Element placement data =
===
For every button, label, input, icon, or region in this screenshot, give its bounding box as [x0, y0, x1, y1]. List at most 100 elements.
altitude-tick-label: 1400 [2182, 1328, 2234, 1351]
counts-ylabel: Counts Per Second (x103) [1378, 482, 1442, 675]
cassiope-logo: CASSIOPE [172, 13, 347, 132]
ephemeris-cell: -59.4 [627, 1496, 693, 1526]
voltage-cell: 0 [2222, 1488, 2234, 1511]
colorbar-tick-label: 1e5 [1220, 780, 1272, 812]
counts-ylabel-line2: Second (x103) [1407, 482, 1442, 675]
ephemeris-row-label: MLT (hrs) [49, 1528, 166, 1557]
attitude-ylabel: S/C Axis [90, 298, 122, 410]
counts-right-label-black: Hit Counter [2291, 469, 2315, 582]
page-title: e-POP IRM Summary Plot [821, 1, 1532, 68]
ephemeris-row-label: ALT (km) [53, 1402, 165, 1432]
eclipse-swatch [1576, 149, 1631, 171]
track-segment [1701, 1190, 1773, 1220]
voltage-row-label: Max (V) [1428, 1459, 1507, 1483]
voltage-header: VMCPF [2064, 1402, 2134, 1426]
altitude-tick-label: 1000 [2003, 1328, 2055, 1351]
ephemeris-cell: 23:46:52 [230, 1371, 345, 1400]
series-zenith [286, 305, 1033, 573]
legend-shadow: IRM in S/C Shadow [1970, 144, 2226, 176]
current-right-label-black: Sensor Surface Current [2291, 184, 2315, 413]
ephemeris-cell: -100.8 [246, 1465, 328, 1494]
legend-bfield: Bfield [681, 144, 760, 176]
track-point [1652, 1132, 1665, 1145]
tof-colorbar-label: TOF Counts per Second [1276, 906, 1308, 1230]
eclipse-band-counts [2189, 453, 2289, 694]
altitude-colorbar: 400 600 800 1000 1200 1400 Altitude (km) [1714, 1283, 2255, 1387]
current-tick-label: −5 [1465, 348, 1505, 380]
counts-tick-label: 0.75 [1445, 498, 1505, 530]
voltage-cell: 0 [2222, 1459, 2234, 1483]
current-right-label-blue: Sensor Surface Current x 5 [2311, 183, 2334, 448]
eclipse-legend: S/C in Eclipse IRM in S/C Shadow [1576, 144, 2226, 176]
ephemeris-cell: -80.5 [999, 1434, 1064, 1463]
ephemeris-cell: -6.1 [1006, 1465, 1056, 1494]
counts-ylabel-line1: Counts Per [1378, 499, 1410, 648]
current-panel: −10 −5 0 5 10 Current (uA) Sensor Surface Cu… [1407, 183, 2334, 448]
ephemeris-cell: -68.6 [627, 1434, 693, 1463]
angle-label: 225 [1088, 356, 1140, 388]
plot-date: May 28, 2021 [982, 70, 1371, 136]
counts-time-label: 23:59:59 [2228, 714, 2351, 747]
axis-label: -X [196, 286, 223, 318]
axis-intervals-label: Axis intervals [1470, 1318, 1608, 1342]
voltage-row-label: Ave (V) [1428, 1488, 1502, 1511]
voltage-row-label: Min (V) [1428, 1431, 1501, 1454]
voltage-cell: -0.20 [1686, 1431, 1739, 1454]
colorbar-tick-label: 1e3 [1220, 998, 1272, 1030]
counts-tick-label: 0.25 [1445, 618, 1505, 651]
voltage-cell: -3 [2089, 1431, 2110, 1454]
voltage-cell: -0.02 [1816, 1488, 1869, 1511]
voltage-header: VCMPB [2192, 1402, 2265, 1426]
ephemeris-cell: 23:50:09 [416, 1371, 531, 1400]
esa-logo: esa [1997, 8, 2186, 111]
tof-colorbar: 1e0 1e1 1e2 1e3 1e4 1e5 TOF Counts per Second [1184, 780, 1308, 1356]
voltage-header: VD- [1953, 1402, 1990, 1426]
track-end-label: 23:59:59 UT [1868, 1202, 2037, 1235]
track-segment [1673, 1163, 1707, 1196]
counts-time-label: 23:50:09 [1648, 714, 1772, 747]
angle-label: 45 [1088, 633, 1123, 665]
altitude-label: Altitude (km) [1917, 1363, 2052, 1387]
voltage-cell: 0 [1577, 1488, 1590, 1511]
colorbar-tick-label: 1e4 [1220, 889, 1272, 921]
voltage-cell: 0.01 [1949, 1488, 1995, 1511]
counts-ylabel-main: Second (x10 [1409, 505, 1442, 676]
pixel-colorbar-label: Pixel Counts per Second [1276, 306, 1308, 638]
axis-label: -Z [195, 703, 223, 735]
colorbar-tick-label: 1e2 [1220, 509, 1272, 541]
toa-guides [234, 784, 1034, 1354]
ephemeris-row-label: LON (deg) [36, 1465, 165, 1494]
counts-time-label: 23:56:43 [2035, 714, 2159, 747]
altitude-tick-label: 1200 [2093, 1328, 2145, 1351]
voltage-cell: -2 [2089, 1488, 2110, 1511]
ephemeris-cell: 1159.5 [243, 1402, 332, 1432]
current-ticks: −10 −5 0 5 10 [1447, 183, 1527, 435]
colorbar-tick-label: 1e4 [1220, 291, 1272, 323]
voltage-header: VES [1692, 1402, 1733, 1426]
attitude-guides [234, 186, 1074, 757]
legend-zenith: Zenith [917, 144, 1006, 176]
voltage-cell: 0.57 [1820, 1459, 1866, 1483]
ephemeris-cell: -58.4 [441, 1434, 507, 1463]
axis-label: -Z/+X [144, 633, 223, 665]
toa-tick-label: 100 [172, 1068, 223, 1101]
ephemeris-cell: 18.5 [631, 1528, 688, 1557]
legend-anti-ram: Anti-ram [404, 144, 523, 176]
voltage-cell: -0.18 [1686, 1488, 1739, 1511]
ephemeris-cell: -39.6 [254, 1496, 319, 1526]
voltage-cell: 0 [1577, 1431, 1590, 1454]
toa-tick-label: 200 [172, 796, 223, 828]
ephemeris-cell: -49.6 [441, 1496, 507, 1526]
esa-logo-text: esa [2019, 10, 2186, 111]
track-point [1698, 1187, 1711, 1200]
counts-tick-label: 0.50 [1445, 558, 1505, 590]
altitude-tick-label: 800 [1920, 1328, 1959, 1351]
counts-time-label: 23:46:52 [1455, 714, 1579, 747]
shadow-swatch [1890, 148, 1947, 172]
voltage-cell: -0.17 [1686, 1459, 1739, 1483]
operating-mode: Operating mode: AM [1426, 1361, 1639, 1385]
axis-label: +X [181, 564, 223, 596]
===
Work to complete =
Substitute "voltage-value" for every "voltage-cell" in all of the records above, and leave everything else unchanged.

Written solution =
For every button, label, input, icon, or region in this screenshot, give its bounding box as [x0, y0, x1, y1]. List at most 100 elements.
altitude-tick-label: 1400 [2182, 1328, 2234, 1351]
counts-ylabel: Counts Per Second (x103) [1378, 482, 1442, 675]
cassiope-logo: CASSIOPE [172, 13, 347, 132]
ephemeris-cell: -59.4 [627, 1496, 693, 1526]
voltage-value: 0 [2222, 1488, 2234, 1511]
colorbar-tick-label: 1e5 [1220, 780, 1272, 812]
counts-ylabel-line2: Second (x103) [1407, 482, 1442, 675]
ephemeris-row-label: MLT (hrs) [49, 1528, 166, 1557]
attitude-ylabel: S/C Axis [90, 298, 122, 410]
counts-right-label-black: Hit Counter [2291, 469, 2315, 582]
page-title: e-POP IRM Summary Plot [821, 1, 1532, 68]
ephemeris-row-label: ALT (km) [53, 1402, 165, 1432]
eclipse-swatch [1576, 149, 1631, 171]
track-segment [1701, 1190, 1773, 1220]
voltage-row-label: Max (V) [1428, 1459, 1507, 1483]
voltage-header: VMCPF [2064, 1402, 2134, 1426]
altitude-tick-label: 1000 [2003, 1328, 2055, 1351]
ephemeris-cell: 23:46:52 [230, 1371, 345, 1400]
series-zenith [286, 305, 1033, 573]
legend-shadow: IRM in S/C Shadow [1970, 144, 2226, 176]
current-right-label-black: Sensor Surface Current [2291, 184, 2315, 413]
ephemeris-cell: -100.8 [246, 1465, 328, 1494]
legend-bfield: Bfield [681, 144, 760, 176]
track-point [1652, 1132, 1665, 1145]
tof-colorbar-label: TOF Counts per Second [1276, 906, 1308, 1230]
eclipse-band-counts [2189, 453, 2289, 694]
altitude-colorbar: 400 600 800 1000 1200 1400 Altitude (km) [1714, 1283, 2255, 1387]
current-tick-label: −5 [1465, 348, 1505, 380]
counts-tick-label: 0.75 [1445, 498, 1505, 530]
voltage-value: 0 [2222, 1459, 2234, 1483]
current-right-label-blue: Sensor Surface Current x 5 [2311, 183, 2334, 448]
eclipse-legend: S/C in Eclipse IRM in S/C Shadow [1576, 144, 2226, 176]
ephemeris-cell: -80.5 [999, 1434, 1064, 1463]
ephemeris-cell: -6.1 [1006, 1465, 1056, 1494]
counts-ylabel-line1: Counts Per [1378, 499, 1410, 648]
current-panel: −10 −5 0 5 10 Current (uA) Sensor Surface Cu… [1407, 183, 2334, 448]
ephemeris-cell: -68.6 [627, 1434, 693, 1463]
angle-label: 225 [1088, 356, 1140, 388]
plot-date: May 28, 2021 [982, 70, 1371, 136]
counts-time-label: 23:59:59 [2228, 714, 2351, 747]
axis-label: -X [196, 286, 223, 318]
axis-intervals-label: Axis intervals [1470, 1318, 1608, 1342]
voltage-row-label: Ave (V) [1428, 1488, 1502, 1511]
voltage-row-label: Min (V) [1428, 1431, 1501, 1454]
voltage-value: -0.20 [1686, 1431, 1739, 1454]
colorbar-tick-label: 1e3 [1220, 998, 1272, 1030]
counts-tick-label: 0.25 [1445, 618, 1505, 651]
voltage-value: -3 [2089, 1431, 2110, 1454]
voltage-value: -0.02 [1816, 1488, 1869, 1511]
voltage-header: VCMPB [2192, 1402, 2265, 1426]
ephemeris-cell: 23:50:09 [416, 1371, 531, 1400]
esa-logo: esa [1997, 8, 2186, 111]
tof-colorbar: 1e0 1e1 1e2 1e3 1e4 1e5 TOF Counts per Second [1184, 780, 1308, 1356]
voltage-header: VD- [1953, 1402, 1990, 1426]
track-end-label: 23:59:59 UT [1868, 1202, 2037, 1235]
track-segment [1673, 1163, 1707, 1196]
counts-time-label: 23:50:09 [1648, 714, 1772, 747]
angle-label: 45 [1088, 633, 1123, 665]
altitude-label: Altitude (km) [1917, 1363, 2052, 1387]
voltage-value: 0 [1577, 1488, 1590, 1511]
colorbar-tick-label: 1e4 [1220, 889, 1272, 921]
voltage-value: 0.01 [1949, 1488, 1995, 1511]
counts-ylabel-main: Second (x10 [1409, 505, 1442, 676]
pixel-colorbar-label: Pixel Counts per Second [1276, 306, 1308, 638]
axis-label: -Z [195, 703, 223, 735]
colorbar-tick-label: 1e2 [1220, 509, 1272, 541]
toa-guides [234, 784, 1034, 1354]
ephemeris-row-label: LON (deg) [36, 1465, 165, 1494]
counts-time-label: 23:56:43 [2035, 714, 2159, 747]
altitude-tick-label: 1200 [2093, 1328, 2145, 1351]
voltage-value: -2 [2089, 1488, 2110, 1511]
ephemeris-cell: 1159.5 [243, 1402, 332, 1432]
current-ticks: −10 −5 0 5 10 [1447, 183, 1527, 435]
colorbar-tick-label: 1e4 [1220, 291, 1272, 323]
voltage-header: VES [1692, 1402, 1733, 1426]
attitude-guides [234, 186, 1074, 757]
legend-zenith: Zenith [917, 144, 1006, 176]
voltage-value: 0.57 [1820, 1459, 1866, 1483]
ephemeris-cell: -58.4 [441, 1434, 507, 1463]
axis-label: -Z/+X [144, 633, 223, 665]
toa-tick-label: 100 [172, 1068, 223, 1101]
ephemeris-cell: 18.5 [631, 1528, 688, 1557]
legend-anti-ram: Anti-ram [404, 144, 523, 176]
voltage-value: -0.18 [1686, 1488, 1739, 1511]
ephemeris-cell: -39.6 [254, 1496, 319, 1526]
voltage-value: 0 [1577, 1431, 1590, 1454]
toa-tick-label: 200 [172, 796, 223, 828]
ephemeris-cell: -49.6 [441, 1496, 507, 1526]
esa-logo-text: esa [2019, 10, 2186, 111]
track-point [1698, 1187, 1711, 1200]
counts-tick-label: 0.50 [1445, 558, 1505, 590]
altitude-tick-label: 800 [1920, 1328, 1959, 1351]
counts-time-label: 23:46:52 [1455, 714, 1579, 747]
shadow-swatch [1890, 148, 1947, 172]
voltage-value: -0.17 [1686, 1459, 1739, 1483]
operating-mode: Operating mode: AM [1426, 1361, 1639, 1385]
axis-label: +X [181, 564, 223, 596]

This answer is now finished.